WHAT THE EXERCISE ASKS.
Throughout the listing that follows, find each line with the word "unicellular" and copy it.

TASK INPUTS.
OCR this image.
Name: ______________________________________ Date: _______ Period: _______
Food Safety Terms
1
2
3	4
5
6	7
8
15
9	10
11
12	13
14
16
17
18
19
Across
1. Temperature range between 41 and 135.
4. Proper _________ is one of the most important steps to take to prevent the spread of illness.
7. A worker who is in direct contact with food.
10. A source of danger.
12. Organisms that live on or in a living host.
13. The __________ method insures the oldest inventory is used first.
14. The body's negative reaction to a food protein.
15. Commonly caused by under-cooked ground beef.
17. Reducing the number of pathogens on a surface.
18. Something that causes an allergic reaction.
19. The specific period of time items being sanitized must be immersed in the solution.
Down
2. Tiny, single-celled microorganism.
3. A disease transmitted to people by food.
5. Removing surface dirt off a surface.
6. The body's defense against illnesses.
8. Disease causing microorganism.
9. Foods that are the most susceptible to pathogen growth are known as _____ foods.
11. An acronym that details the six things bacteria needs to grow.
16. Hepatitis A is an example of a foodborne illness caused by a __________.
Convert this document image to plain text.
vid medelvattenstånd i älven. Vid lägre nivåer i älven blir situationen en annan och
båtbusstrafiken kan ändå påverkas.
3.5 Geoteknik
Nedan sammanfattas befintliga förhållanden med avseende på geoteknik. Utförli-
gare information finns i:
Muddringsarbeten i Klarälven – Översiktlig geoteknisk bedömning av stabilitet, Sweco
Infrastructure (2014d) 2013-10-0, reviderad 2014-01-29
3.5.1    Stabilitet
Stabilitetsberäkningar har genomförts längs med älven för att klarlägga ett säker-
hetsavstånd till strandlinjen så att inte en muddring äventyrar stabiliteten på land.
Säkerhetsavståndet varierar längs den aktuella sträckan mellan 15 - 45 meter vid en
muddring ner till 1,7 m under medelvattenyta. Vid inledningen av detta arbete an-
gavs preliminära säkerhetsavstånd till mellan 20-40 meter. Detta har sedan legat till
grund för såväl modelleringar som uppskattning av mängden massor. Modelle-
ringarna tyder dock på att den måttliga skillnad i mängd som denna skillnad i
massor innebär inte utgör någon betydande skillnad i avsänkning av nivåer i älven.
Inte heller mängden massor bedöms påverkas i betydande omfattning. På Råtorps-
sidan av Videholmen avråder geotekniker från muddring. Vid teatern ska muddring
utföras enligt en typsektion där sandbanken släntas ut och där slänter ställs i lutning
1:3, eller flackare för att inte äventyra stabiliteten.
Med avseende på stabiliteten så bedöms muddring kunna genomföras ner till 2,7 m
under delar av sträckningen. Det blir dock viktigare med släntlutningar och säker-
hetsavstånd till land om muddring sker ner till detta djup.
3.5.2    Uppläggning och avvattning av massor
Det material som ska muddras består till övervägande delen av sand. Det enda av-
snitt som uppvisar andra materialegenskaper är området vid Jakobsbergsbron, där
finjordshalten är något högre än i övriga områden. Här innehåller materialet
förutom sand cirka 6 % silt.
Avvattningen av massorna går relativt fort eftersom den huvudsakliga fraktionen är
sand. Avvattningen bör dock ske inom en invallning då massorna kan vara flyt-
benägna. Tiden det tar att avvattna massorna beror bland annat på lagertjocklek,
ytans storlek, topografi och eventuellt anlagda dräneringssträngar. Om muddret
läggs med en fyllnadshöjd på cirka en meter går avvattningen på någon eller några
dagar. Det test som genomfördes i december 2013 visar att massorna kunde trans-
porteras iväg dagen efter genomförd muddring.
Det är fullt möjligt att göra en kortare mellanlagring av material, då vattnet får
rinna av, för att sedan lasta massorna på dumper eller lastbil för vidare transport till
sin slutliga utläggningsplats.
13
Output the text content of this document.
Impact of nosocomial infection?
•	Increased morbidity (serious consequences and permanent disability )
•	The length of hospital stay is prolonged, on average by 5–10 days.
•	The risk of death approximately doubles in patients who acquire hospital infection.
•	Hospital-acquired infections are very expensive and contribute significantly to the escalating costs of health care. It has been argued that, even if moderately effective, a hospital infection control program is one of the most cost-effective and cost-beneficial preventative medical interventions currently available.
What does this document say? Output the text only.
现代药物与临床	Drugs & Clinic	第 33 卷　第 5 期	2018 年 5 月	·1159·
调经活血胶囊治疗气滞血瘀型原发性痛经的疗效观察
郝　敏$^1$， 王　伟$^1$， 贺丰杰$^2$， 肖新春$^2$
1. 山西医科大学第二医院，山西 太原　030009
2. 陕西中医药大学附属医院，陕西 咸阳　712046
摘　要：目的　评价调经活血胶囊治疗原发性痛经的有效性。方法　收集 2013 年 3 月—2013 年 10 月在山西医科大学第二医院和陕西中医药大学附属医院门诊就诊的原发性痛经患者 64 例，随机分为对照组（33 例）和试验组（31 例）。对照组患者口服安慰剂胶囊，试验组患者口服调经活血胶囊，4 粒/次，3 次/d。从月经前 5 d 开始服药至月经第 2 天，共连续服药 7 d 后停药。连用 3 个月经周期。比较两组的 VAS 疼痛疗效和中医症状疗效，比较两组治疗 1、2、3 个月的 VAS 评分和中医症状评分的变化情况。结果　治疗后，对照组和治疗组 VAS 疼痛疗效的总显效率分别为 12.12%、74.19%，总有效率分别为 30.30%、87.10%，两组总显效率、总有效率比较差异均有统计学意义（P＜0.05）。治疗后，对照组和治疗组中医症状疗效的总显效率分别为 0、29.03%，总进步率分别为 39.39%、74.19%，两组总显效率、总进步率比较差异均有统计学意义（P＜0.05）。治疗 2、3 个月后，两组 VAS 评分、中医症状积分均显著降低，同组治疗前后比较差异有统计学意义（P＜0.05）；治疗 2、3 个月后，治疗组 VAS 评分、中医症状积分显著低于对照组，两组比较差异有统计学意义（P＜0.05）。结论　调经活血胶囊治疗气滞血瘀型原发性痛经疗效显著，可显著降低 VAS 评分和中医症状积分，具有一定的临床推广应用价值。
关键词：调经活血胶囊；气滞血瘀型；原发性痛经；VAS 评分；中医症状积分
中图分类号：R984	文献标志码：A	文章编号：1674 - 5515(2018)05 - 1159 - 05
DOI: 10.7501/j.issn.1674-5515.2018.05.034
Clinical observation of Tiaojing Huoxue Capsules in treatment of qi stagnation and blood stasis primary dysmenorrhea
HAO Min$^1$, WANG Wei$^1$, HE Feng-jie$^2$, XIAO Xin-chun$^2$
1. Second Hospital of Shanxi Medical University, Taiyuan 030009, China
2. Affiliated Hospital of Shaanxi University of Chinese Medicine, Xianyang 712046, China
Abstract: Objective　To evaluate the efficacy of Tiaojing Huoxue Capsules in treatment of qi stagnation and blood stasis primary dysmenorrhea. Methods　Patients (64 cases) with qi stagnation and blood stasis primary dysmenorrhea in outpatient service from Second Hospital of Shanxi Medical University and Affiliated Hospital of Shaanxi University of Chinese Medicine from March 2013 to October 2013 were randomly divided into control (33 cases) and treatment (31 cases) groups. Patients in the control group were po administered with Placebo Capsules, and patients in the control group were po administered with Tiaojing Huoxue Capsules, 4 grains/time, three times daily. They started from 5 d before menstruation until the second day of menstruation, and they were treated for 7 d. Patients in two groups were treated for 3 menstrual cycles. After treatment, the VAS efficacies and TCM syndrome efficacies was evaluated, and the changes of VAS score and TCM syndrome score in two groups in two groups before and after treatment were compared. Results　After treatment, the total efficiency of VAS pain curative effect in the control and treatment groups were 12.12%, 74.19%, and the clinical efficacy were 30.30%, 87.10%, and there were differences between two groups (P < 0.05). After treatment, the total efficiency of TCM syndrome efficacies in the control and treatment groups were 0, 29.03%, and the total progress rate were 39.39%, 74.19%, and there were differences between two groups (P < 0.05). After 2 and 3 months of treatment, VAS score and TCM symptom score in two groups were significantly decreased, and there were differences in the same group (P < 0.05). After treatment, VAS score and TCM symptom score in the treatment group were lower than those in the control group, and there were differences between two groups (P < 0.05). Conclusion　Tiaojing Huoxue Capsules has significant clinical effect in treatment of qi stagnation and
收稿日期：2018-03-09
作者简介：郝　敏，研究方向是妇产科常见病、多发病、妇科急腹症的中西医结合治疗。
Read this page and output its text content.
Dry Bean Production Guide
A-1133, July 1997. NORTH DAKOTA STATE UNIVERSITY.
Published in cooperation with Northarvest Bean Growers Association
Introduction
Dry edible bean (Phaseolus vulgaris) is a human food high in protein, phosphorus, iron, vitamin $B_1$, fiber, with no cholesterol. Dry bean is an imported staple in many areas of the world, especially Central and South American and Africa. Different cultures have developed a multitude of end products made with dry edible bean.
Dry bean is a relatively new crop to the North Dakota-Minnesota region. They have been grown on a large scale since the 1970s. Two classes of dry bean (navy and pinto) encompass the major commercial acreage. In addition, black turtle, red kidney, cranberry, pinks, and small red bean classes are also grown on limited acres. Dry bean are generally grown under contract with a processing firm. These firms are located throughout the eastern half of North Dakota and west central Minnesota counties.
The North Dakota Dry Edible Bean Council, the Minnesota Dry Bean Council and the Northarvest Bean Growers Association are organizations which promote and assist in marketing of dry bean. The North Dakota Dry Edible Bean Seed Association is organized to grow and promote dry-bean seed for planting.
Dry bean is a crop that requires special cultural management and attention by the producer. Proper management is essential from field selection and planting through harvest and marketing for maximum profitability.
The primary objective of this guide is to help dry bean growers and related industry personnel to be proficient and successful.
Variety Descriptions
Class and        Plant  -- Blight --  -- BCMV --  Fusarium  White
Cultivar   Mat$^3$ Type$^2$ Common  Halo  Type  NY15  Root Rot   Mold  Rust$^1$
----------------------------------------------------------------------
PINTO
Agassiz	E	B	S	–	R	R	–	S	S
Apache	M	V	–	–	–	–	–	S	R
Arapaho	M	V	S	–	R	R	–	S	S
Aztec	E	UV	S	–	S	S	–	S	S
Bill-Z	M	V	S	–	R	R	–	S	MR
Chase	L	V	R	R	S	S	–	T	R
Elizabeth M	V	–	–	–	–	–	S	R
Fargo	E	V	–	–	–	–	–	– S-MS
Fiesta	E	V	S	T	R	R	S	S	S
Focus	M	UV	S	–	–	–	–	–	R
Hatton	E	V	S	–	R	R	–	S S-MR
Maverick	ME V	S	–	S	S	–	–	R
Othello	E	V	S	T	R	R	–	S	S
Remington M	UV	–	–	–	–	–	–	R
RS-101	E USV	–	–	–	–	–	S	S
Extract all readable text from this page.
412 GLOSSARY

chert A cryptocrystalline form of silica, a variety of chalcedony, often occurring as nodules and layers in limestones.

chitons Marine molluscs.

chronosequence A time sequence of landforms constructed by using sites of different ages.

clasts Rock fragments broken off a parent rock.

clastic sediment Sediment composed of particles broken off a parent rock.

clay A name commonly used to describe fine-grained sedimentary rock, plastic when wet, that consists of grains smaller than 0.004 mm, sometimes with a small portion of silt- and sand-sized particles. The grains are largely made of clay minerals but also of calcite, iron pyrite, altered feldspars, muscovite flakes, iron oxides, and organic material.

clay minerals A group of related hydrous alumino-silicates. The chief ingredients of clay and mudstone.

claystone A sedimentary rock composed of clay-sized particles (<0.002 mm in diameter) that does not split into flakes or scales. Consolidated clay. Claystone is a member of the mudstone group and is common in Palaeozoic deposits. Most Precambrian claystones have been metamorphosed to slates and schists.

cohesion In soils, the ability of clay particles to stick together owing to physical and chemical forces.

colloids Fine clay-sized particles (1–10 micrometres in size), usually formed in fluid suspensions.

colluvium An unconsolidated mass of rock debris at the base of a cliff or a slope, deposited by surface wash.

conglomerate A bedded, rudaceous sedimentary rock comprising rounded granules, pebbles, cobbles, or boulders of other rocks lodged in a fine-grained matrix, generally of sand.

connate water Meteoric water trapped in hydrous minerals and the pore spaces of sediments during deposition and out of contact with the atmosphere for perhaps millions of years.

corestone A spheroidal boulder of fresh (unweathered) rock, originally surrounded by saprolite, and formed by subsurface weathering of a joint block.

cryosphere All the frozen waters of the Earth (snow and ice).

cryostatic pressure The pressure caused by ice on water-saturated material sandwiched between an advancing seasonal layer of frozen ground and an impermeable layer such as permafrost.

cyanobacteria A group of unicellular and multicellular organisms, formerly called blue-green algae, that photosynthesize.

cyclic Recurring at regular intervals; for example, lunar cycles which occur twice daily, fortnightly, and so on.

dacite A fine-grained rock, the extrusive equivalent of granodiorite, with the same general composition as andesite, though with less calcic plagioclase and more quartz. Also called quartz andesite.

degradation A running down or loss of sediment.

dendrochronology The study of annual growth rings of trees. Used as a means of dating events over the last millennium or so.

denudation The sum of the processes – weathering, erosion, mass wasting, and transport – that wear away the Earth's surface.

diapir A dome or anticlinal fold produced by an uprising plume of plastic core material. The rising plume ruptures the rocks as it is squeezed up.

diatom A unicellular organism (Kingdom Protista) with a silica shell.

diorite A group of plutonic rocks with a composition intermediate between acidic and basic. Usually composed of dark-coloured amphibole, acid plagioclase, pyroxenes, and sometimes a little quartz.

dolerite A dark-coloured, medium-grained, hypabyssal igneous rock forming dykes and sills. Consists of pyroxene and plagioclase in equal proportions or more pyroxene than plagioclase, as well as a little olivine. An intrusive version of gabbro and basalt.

RESPONSE FOR THIS EXERCISE.
cyanobacteria A group of unicellular and multicellular organisms, formerly called blue-green algae, that photosynthesize.
diatom A unicellular organism (Kingdom Protista) with a silica shell.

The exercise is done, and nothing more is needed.